Provided information -
— START —
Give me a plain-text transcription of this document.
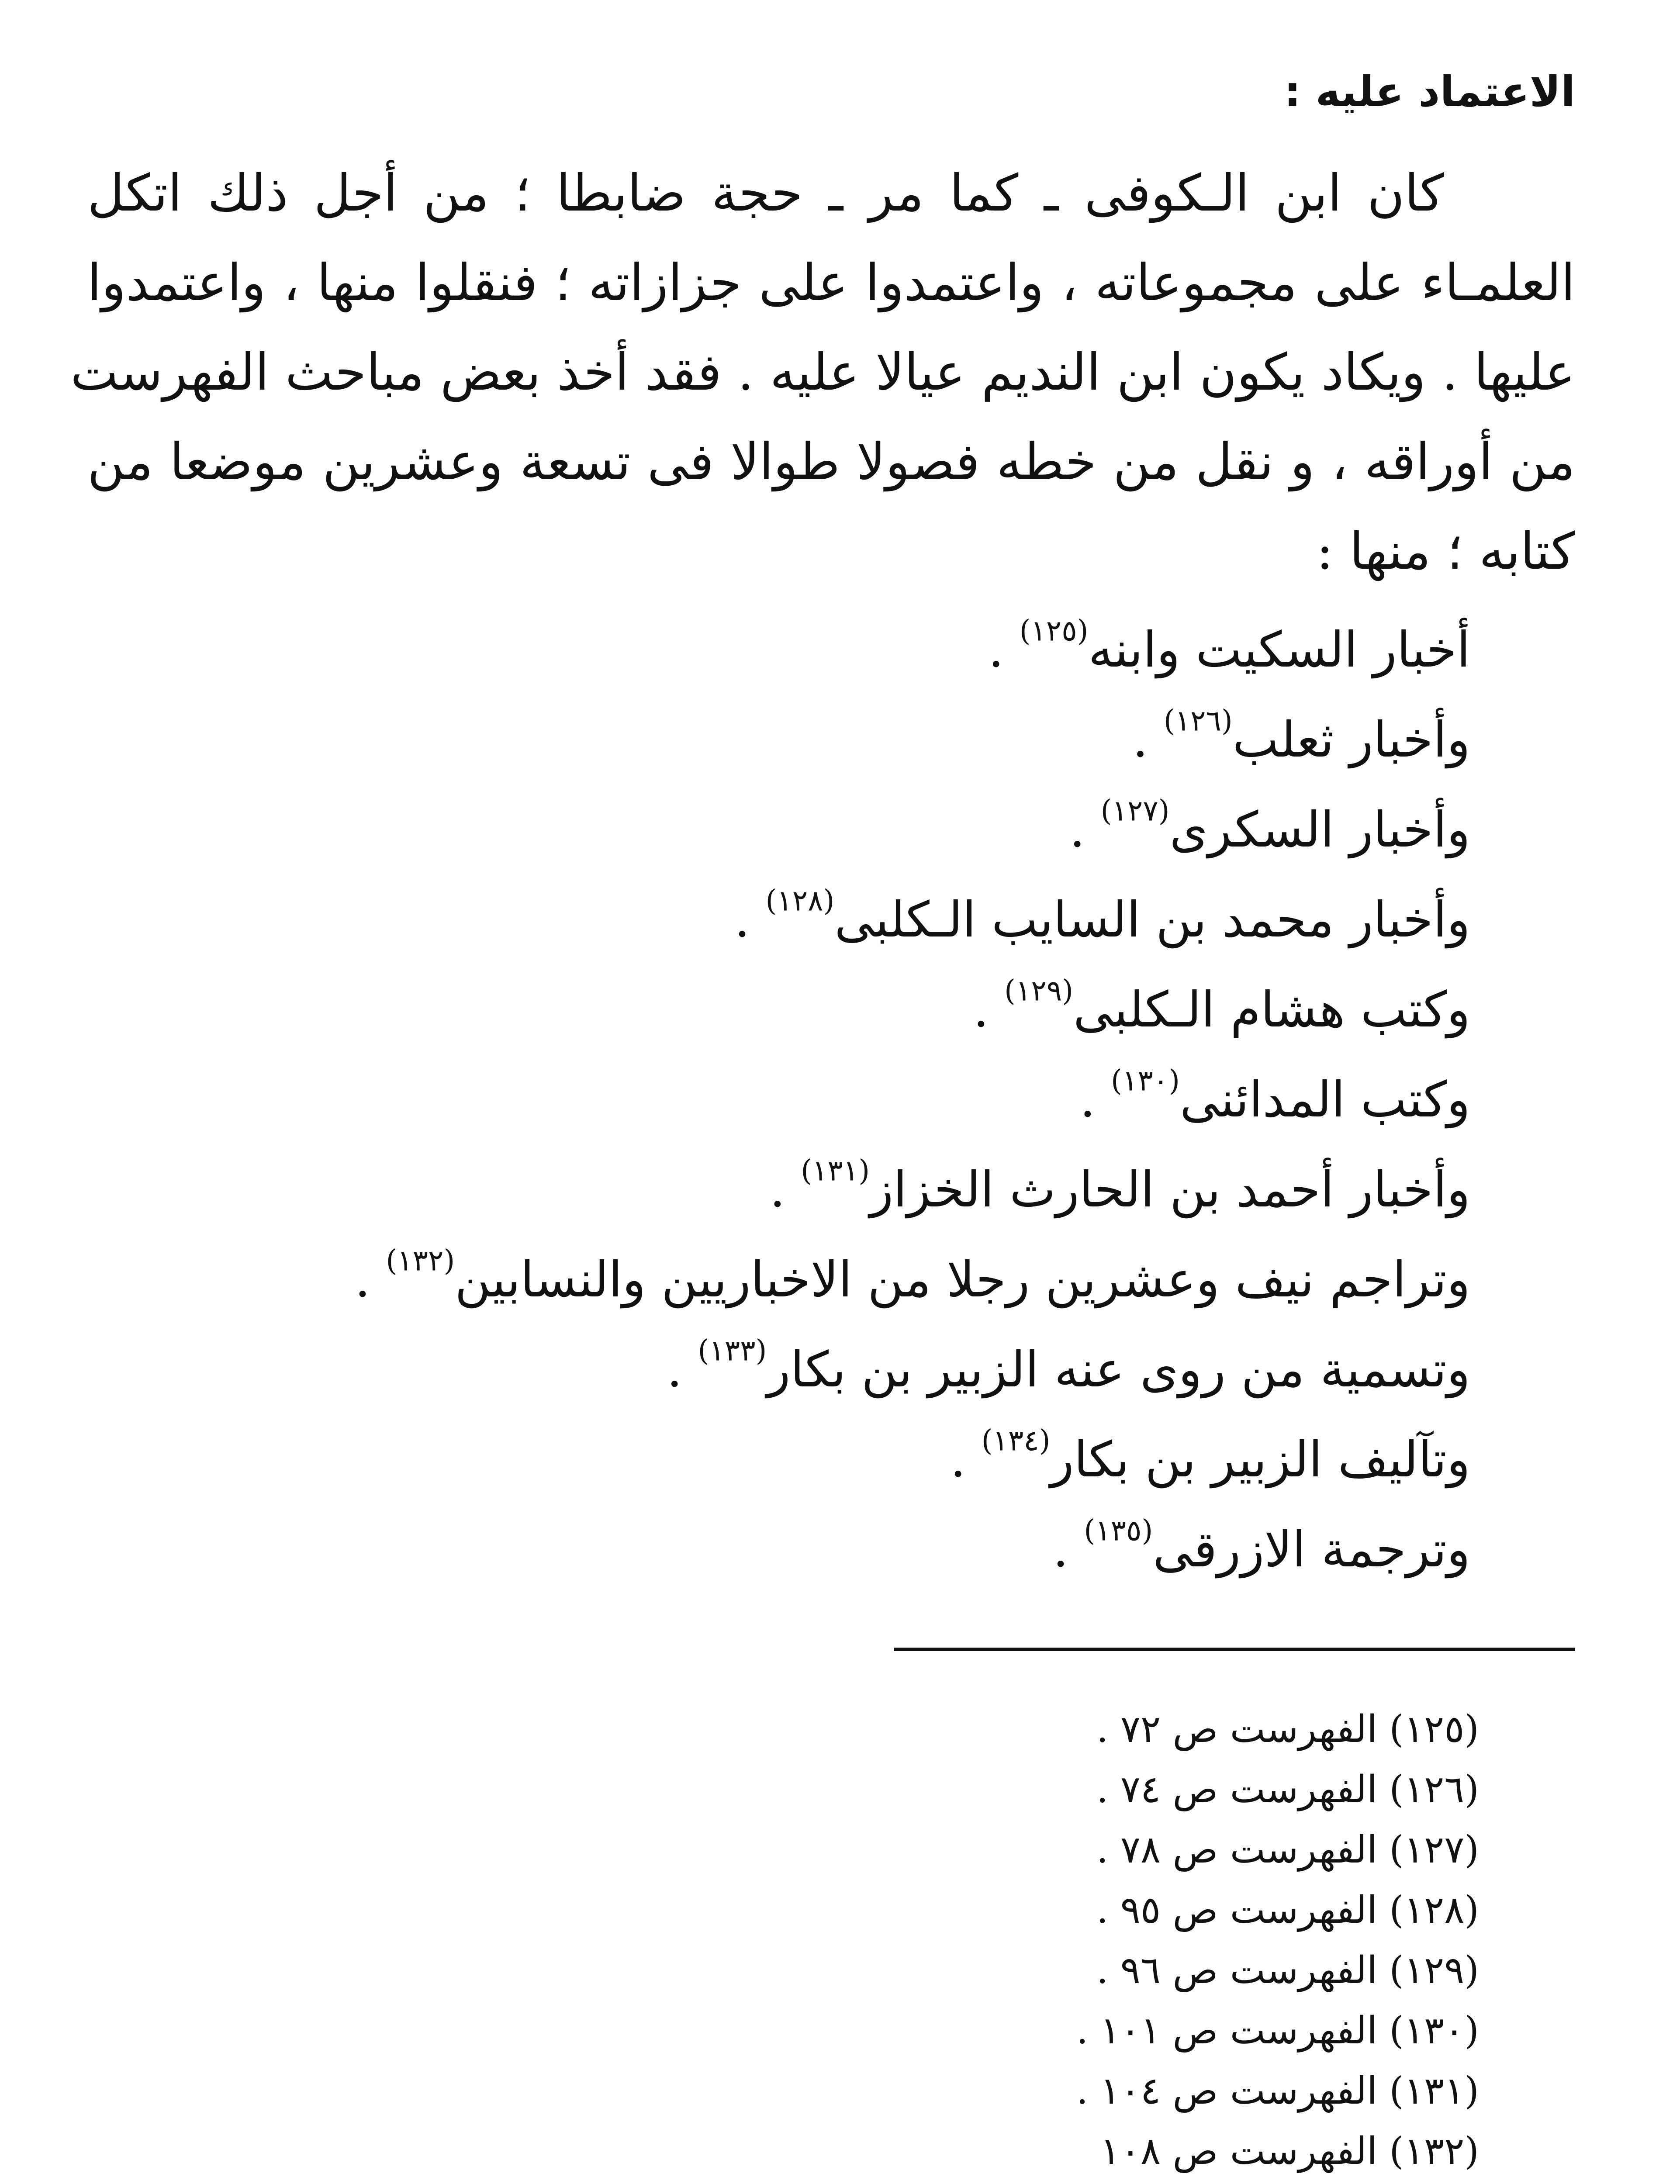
الاعتماد عليه :
كان ابن الـكوفى ـ كما مر ـ حجة ضابطا ؛ من أجل ذلك اتكل
العلمـاء على مجموعاته ، واعتمدوا على جزازاته ؛ فنقلوا منها ، واعتمدوا
عليها . ويكاد يكون ابن النديم عيالا عليه . فقد أخذ بعض مباحث الفهرست
من أوراقه ، و نقل من خطه فصولا طوالا فى تسعة وعشرين موضعا من
كتابه ؛ منها :
أخبار السكيت وابنه$^{(١٢٥)}$ .
وأخبار ثعلب$^{(١٢٦)}$ .
وأخبار السكرى$^{(١٢٧)}$ .
وأخبار محمد بن السايب الـكلبى$^{(١٢٨)}$ .
وكتب هشام الـكلبى$^{(١٢٩)}$ .
وكتب المدائنى$^{(١٣٠)}$ .
وأخبار أحمد بن الحارث الخزاز$^{(١٣١)}$ .
وتراجم نيف وعشرين رجلا من الاخباريين والنسابين$^{(١٣٢)}$ .
وتسمية من روى عنه الزبير بن بكار$^{(١٣٣)}$ .
وتآليف الزبير بن بكار$^{(١٣٤)}$ .
وترجمة الازرقى$^{(١٣٥)}$ .
(١٢٥) الفهرست ص ٧٢ .
(١٢٦) الفهرست ص ٧٤ .
(١٢٧) الفهرست ص ٧٨ .
(١٢٨) الفهرست ص ٩٥ .
(١٢٩) الفهرست ص ٩٦ .
(١٣٠) الفهرست ص ١٠١ .
(١٣١) الفهرست ص ١٠٤ .
(١٣٢) الفهرست ص ١٠٨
— END —
Find the lines containing "وكتب" and pull them out.

وكتب هشام الـكلبى$^{(١٢٩)}$ .
وكتب المدائنى$^{(١٣٠)}$ .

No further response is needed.